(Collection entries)
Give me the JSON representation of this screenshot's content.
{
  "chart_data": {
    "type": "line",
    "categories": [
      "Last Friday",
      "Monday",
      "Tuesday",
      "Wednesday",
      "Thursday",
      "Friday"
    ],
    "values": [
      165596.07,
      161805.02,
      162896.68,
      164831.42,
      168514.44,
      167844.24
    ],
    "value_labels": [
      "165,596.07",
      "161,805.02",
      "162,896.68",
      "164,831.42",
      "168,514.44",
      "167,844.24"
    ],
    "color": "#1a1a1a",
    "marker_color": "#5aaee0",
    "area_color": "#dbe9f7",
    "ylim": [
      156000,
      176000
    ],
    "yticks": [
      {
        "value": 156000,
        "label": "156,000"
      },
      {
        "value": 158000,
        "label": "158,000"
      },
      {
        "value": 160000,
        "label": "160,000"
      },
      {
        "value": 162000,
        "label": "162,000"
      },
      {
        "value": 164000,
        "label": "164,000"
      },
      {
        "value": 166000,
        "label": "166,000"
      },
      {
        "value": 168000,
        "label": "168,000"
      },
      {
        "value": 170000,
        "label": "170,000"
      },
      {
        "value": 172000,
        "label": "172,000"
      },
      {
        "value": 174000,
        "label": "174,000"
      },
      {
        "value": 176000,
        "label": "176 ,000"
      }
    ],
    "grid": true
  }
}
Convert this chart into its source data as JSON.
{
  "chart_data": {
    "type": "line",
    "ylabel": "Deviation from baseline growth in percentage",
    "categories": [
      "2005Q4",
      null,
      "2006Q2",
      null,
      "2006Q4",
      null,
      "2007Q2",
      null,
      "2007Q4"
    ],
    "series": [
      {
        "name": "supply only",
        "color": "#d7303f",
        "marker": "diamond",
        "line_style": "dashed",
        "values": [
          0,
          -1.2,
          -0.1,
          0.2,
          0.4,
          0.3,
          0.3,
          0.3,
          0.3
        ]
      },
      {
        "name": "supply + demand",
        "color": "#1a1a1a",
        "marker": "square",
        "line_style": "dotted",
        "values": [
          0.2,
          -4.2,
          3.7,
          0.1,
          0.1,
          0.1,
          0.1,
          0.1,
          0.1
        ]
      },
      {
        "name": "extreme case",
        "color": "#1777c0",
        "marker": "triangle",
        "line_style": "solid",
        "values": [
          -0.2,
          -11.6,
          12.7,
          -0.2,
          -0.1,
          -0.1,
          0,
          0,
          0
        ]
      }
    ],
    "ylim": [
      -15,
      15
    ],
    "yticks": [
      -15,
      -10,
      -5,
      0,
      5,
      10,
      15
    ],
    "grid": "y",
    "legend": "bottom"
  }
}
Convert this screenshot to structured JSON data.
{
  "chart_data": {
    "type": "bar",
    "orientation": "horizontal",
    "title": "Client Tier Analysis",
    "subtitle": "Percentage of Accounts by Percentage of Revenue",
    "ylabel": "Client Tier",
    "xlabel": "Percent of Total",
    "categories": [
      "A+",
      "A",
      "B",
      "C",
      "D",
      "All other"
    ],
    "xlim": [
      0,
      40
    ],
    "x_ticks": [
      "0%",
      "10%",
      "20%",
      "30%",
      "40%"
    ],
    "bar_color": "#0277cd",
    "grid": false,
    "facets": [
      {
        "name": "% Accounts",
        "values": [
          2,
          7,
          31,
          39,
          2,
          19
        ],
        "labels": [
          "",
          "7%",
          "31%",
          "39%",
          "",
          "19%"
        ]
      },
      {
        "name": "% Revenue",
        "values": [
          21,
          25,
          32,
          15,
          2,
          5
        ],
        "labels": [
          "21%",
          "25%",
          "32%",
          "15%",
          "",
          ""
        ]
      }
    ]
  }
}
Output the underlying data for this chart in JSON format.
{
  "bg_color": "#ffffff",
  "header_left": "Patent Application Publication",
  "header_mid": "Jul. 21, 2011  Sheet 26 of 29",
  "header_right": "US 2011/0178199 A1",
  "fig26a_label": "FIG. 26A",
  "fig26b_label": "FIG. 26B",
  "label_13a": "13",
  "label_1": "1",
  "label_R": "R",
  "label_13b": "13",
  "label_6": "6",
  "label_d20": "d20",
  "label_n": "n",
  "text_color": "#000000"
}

• Job: Each entry above is to be quoted exactly.

• Worked answer:
Give me the JSON representation of this screenshot's content.
{
  "chart_data": {
    "type": "line",
    "categories": [
      "Last Friday",
      "Monday",
      "Tuesday",
      "Wednesday",
      "Thursday",
      "Friday"
    ],
    "values": [
      165596.07,
      161805.02,
      162896.68,
      164831.42,
      168514.44,
      167844.24
    ],
    "value_labels": [
      "165,596.07",
      "161,805.02",
      "162,896.68",
      "164,831.42",
      "168,514.44",
      "167,844.24"
    ],
    "color": "#1a1a1a",
    "marker_color": "#5aaee0",
    "area_color": "#dbe9f7",
    "ylim": [
      156000,
      176000
    ],
    "yticks": [
      {
        "value": 156000,
        "label": "156,000"
      },
      {
        "value": 158000,
        "label": "158,000"
      },
      {
        "value": 160000,
        "label": "160,000"
      },
      {
        "value": 162000,
        "label": "162,000"
      },
      {
        "value": 164000,
        "label": "164,000"
      },
      {
        "value": 166000,
        "label": "166,000"
      },
      {
        "value": 168000,
        "label": "168,000"
      },
      {
        "value": 170000,
        "label": "170,000"
      },
      {
        "value": 172000,
        "label": "172,000"
      },
      {
        "value": 174000,
        "label": "174,000"
      },
      {
        "value": 176000,
        "label": "176 ,000"
      }
    ],
    "grid": true
  }
}
Convert this chart into its source data as JSON.
{
  "chart_data": {
    "type": "line",
    "ylabel": "Deviation from baseline growth in percentage",
    "categories": [
      "2005Q4",
      null,
      "2006Q2",
      null,
      "2006Q4",
      null,
      "2007Q2",
      null,
      "2007Q4"
    ],
    "series": [
      {
        "name": "supply only",
        "color": "#d7303f",
        "marker": "diamond",
        "line_style": "dashed",
        "values": [
          0,
          -1.2,
          -0.1,
          0.2,
          0.4,
          0.3,
          0.3,
          0.3,
          0.3
        ]
      },
      {
        "name": "supply + demand",
        "color": "#1a1a1a",
        "marker": "square",
        "line_style": "dotted",
        "values": [
          0.2,
          -4.2,
          3.7,
          0.1,
          0.1,
          0.1,
          0.1,
          0.1,
          0.1
        ]
      },
      {
        "name": "extreme case",
        "color": "#1777c0",
        "marker": "triangle",
        "line_style": "solid",
        "values": [
          -0.2,
          -11.6,
          12.7,
          -0.2,
          -0.1,
          -0.1,
          0,
          0,
          0
        ]
      }
    ],
    "ylim": [
      -15,
      15
    ],
    "yticks": [
      -15,
      -10,
      -5,
      0,
      5,
      10,
      15
    ],
    "grid": "y",
    "legend": "bottom"
  }
}
Convert this screenshot to structured JSON data.
{
  "chart_data": {
    "type": "bar",
    "orientation": "horizontal",
    "title": "Client Tier Analysis",
    "subtitle": "Percentage of Accounts by Percentage of Revenue",
    "ylabel": "Client Tier",
    "xlabel": "Percent of Total",
    "categories": [
      "A+",
      "A",
      "B",
      "C",
      "D",
      "All other"
    ],
    "xlim": [
      0,
      40
    ],
    "x_ticks": [
      "0%",
      "10%",
      "20%",
      "30%",
      "40%"
    ],
    "bar_color": "#0277cd",
    "grid": false,
    "facets": [
      {
        "name": "% Accounts",
        "values": [
          2,
          7,
          31,
          39,
          2,
          19
        ],
        "labels": [
          "",
          "7%",
          "31%",
          "39%",
          "",
          "19%"
        ]
      },
      {
        "name": "% Revenue",
        "values": [
          21,
          25,
          32,
          15,
          2,
          5
        ],
        "labels": [
          "21%",
          "25%",
          "32%",
          "15%",
          "",
          ""
        ]
      }
    ]
  }
}
Output the underlying data for this chart in JSON format.
{
  "bg_color": "#ffffff",
  "header_left": "Patent Application Publication",
  "header_mid": "Jul. 21, 2011  Sheet 26 of 29",
  "header_right": "US 2011/0178199 A1",
  "fig26a_label": "FIG. 26A",
  "fig26b_label": "FIG. 26B",
  "label_13a": "13",
  "label_1": "1",
  "label_R": "R",
  "label_13b": "13",
  "label_6": "6",
  "label_d20": "d20",
  "label_n": "n",
  "text_color": "#000000"
}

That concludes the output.